Lines of data
--*--

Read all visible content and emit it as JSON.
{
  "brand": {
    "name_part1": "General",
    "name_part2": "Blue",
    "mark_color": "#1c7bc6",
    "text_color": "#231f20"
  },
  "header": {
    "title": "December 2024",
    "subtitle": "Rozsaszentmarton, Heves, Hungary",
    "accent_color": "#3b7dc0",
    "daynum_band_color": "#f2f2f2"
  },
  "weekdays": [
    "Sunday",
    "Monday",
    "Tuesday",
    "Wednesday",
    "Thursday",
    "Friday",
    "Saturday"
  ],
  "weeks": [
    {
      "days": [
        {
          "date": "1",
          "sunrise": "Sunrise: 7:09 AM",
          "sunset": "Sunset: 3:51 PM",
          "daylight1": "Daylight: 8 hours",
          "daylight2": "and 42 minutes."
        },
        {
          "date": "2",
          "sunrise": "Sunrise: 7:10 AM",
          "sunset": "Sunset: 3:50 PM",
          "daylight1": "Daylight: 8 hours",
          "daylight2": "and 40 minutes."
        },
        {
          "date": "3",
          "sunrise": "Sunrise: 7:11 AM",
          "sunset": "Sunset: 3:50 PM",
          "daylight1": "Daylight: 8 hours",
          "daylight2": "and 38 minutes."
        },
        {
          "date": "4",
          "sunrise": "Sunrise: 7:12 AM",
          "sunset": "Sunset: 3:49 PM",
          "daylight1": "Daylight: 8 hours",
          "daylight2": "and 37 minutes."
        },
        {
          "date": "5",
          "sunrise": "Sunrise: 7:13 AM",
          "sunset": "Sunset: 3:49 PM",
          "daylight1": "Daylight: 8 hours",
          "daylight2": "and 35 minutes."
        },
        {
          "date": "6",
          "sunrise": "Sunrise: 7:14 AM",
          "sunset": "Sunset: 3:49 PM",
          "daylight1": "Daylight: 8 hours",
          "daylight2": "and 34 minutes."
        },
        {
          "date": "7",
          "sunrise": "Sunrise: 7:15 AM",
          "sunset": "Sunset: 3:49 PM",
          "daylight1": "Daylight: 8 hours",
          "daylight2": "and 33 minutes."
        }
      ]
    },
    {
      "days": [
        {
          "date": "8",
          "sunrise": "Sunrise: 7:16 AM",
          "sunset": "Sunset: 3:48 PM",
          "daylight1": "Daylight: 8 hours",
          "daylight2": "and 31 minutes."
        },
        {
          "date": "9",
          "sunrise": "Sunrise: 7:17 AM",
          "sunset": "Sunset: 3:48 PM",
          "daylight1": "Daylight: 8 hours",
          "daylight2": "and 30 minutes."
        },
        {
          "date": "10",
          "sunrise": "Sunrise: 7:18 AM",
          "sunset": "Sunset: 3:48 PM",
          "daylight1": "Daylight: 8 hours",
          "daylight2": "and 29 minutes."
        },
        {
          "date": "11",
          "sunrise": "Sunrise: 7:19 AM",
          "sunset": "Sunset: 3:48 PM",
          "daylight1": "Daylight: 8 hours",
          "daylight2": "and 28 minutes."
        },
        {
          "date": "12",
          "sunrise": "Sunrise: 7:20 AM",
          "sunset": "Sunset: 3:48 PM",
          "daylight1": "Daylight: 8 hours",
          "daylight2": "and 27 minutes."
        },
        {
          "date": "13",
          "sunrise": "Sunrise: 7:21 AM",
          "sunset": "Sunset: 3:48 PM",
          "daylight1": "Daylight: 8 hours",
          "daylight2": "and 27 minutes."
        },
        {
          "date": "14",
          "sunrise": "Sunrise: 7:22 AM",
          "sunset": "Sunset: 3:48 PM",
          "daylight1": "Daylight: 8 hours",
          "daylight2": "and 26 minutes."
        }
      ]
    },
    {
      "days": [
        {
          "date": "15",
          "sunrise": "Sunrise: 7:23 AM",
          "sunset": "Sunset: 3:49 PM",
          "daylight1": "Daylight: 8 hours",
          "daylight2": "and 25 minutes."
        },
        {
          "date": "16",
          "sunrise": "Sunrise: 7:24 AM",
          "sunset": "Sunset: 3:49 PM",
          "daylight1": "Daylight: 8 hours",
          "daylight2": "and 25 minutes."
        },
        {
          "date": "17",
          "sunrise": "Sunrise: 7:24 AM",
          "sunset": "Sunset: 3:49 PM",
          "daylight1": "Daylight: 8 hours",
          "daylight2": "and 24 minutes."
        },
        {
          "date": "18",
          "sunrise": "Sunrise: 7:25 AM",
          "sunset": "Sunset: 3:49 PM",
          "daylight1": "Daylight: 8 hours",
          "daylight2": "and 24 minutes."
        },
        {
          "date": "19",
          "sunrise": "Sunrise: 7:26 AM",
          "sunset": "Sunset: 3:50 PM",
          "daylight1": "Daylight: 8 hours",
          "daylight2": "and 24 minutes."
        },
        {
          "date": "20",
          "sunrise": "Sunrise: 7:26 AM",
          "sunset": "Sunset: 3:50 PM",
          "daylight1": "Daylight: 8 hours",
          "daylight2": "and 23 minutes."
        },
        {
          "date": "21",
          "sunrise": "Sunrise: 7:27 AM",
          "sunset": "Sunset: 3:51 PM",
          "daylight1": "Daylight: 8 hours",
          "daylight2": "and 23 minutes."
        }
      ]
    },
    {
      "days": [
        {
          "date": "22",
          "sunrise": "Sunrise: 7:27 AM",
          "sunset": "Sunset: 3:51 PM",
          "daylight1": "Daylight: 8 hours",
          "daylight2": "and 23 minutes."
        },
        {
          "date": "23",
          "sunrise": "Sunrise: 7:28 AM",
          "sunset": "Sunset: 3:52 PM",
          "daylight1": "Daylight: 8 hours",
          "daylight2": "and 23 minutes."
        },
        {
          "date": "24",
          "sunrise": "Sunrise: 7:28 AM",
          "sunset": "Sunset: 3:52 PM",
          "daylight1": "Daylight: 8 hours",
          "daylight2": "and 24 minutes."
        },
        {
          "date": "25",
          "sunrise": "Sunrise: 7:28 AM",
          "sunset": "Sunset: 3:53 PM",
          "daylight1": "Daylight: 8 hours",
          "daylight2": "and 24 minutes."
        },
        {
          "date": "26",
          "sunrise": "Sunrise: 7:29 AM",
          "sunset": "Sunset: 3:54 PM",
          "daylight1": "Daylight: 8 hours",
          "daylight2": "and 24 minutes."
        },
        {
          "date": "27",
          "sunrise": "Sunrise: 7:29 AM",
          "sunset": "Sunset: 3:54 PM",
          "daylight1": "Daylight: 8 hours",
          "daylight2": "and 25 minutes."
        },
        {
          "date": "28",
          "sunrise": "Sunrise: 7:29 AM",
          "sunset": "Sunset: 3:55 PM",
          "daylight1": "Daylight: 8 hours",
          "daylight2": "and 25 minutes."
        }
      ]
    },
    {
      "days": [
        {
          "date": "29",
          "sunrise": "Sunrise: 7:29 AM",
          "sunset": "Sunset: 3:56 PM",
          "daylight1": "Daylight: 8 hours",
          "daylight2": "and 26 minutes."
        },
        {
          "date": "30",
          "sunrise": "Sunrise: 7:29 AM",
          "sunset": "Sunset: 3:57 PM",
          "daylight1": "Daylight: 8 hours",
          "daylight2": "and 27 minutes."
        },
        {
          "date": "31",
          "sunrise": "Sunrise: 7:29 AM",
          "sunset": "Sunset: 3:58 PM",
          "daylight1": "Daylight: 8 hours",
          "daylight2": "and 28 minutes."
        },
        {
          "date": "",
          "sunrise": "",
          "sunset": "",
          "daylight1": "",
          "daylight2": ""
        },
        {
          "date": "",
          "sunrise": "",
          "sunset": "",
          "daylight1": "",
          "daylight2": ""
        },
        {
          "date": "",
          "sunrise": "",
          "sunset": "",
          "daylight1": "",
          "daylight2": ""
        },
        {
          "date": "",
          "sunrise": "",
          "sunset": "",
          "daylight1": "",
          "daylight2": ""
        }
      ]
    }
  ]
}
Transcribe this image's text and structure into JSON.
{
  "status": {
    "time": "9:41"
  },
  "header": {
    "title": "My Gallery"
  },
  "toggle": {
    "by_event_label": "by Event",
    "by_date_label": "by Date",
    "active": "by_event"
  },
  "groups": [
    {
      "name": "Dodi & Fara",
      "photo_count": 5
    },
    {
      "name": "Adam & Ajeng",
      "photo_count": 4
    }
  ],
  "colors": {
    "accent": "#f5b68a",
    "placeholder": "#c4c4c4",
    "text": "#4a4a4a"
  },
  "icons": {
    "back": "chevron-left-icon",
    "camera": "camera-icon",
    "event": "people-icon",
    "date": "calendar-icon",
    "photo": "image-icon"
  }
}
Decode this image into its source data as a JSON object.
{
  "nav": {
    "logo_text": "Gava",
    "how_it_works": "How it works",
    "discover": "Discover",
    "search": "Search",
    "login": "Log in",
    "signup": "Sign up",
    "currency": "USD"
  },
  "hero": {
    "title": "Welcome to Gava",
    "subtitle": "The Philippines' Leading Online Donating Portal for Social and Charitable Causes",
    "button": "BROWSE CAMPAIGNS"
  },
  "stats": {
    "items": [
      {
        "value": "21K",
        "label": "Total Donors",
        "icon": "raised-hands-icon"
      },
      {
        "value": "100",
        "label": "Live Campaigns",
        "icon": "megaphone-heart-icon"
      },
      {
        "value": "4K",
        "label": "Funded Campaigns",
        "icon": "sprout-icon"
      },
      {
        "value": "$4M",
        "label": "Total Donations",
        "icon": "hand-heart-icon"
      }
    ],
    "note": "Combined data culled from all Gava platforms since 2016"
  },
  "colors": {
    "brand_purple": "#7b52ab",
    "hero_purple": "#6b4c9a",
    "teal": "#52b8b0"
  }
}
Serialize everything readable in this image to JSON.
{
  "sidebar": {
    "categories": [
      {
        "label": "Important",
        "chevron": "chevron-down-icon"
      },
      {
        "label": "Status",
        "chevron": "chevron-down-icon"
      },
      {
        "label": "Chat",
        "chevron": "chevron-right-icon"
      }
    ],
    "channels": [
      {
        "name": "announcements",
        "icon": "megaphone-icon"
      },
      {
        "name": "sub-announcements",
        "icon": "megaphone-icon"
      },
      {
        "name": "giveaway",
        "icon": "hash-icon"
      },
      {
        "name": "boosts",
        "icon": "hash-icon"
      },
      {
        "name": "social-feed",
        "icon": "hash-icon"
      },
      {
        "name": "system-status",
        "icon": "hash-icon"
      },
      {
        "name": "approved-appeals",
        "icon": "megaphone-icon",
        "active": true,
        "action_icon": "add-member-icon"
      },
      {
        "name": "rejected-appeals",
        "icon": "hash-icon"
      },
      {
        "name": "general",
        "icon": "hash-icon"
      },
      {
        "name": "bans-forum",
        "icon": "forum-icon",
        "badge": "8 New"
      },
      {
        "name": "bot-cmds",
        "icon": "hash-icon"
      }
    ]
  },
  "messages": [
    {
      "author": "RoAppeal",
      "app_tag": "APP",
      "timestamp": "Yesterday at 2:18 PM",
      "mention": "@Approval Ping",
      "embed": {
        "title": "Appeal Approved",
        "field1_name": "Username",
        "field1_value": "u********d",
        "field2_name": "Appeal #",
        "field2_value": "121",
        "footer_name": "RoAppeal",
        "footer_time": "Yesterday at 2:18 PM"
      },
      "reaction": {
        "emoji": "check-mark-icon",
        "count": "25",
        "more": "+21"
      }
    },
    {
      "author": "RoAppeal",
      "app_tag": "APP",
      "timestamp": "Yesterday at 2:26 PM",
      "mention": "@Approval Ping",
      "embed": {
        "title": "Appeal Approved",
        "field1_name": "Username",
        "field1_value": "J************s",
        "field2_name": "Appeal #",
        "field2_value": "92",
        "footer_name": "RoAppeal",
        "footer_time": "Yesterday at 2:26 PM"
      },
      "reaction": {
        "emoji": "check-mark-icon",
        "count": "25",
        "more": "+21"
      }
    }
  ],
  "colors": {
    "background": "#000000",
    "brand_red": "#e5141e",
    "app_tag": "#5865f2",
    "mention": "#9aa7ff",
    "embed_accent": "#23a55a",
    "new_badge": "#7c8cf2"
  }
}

--*--

## Aim
Working from the listing above, pick out every line that has "Total" and copy it.

## Exercise solution
        "label": "Total Donors",
        "label": "Total Donations",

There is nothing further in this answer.